[Collected data]
= = =
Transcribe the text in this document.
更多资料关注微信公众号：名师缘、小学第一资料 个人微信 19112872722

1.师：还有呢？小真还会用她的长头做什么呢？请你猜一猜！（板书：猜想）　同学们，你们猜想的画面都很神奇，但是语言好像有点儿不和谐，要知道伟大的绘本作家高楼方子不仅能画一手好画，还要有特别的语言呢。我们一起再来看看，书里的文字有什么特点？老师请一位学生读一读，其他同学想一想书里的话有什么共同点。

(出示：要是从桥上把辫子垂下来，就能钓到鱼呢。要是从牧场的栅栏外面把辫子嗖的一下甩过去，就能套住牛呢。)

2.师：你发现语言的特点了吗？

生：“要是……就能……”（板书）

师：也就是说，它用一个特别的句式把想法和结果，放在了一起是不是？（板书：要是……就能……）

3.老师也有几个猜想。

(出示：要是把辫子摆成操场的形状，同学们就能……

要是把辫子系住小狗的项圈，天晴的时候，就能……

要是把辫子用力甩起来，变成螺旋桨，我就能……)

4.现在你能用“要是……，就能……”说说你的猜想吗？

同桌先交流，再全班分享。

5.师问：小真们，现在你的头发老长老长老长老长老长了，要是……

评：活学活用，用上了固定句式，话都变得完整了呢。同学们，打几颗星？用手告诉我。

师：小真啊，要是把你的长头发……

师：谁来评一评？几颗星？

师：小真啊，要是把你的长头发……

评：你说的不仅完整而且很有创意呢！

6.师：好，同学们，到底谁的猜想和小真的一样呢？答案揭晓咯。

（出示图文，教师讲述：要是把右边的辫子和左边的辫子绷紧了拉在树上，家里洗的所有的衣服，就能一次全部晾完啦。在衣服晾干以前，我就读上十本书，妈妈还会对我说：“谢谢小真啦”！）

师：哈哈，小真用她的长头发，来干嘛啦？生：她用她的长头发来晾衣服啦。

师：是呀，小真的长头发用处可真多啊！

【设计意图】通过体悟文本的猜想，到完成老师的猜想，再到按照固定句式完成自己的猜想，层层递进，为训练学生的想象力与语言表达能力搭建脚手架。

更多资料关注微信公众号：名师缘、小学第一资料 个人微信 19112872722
= = =
Copy the data above exactly. Every line must be included.

● TASK OUTPUT:
Transcribe the text in this document.
更多资料关注微信公众号：名师缘、小学第一资料 个人微信 19112872722

1.师：还有呢？小真还会用她的长头做什么呢？请你猜一猜！（板书：猜想）　同学们，你们猜想的画面都很神奇，但是语言好像有点儿不和谐，要知道伟大的绘本作家高楼方子不仅能画一手好画，还要有特别的语言呢。我们一起再来看看，书里的文字有什么特点？老师请一位学生读一读，其他同学想一想书里的话有什么共同点。

(出示：要是从桥上把辫子垂下来，就能钓到鱼呢。要是从牧场的栅栏外面把辫子嗖的一下甩过去，就能套住牛呢。)

2.师：你发现语言的特点了吗？

生：“要是……就能……”（板书）

师：也就是说，它用一个特别的句式把想法和结果，放在了一起是不是？（板书：要是……就能……）

3.老师也有几个猜想。

(出示：要是把辫子摆成操场的形状，同学们就能……

要是把辫子系住小狗的项圈，天晴的时候，就能……

要是把辫子用力甩起来，变成螺旋桨，我就能……)

4.现在你能用“要是……，就能……”说说你的猜想吗？

同桌先交流，再全班分享。

5.师问：小真们，现在你的头发老长老长老长老长老长了，要是……

评：活学活用，用上了固定句式，话都变得完整了呢。同学们，打几颗星？用手告诉我。

师：小真啊，要是把你的长头发……

师：谁来评一评？几颗星？

师：小真啊，要是把你的长头发……

评：你说的不仅完整而且很有创意呢！

6.师：好，同学们，到底谁的猜想和小真的一样呢？答案揭晓咯。

（出示图文，教师讲述：要是把右边的辫子和左边的辫子绷紧了拉在树上，家里洗的所有的衣服，就能一次全部晾完啦。在衣服晾干以前，我就读上十本书，妈妈还会对我说：“谢谢小真啦”！）

师：哈哈，小真用她的长头发，来干嘛啦？生：她用她的长头发来晾衣服啦。

师：是呀，小真的长头发用处可真多啊！

【设计意图】通过体悟文本的猜想，到完成老师的猜想，再到按照固定句式完成自己的猜想，层层递进，为训练学生的想象力与语言表达能力搭建脚手架。

更多资料关注微信公众号：名师缘、小学第一资料 个人微信 19112872722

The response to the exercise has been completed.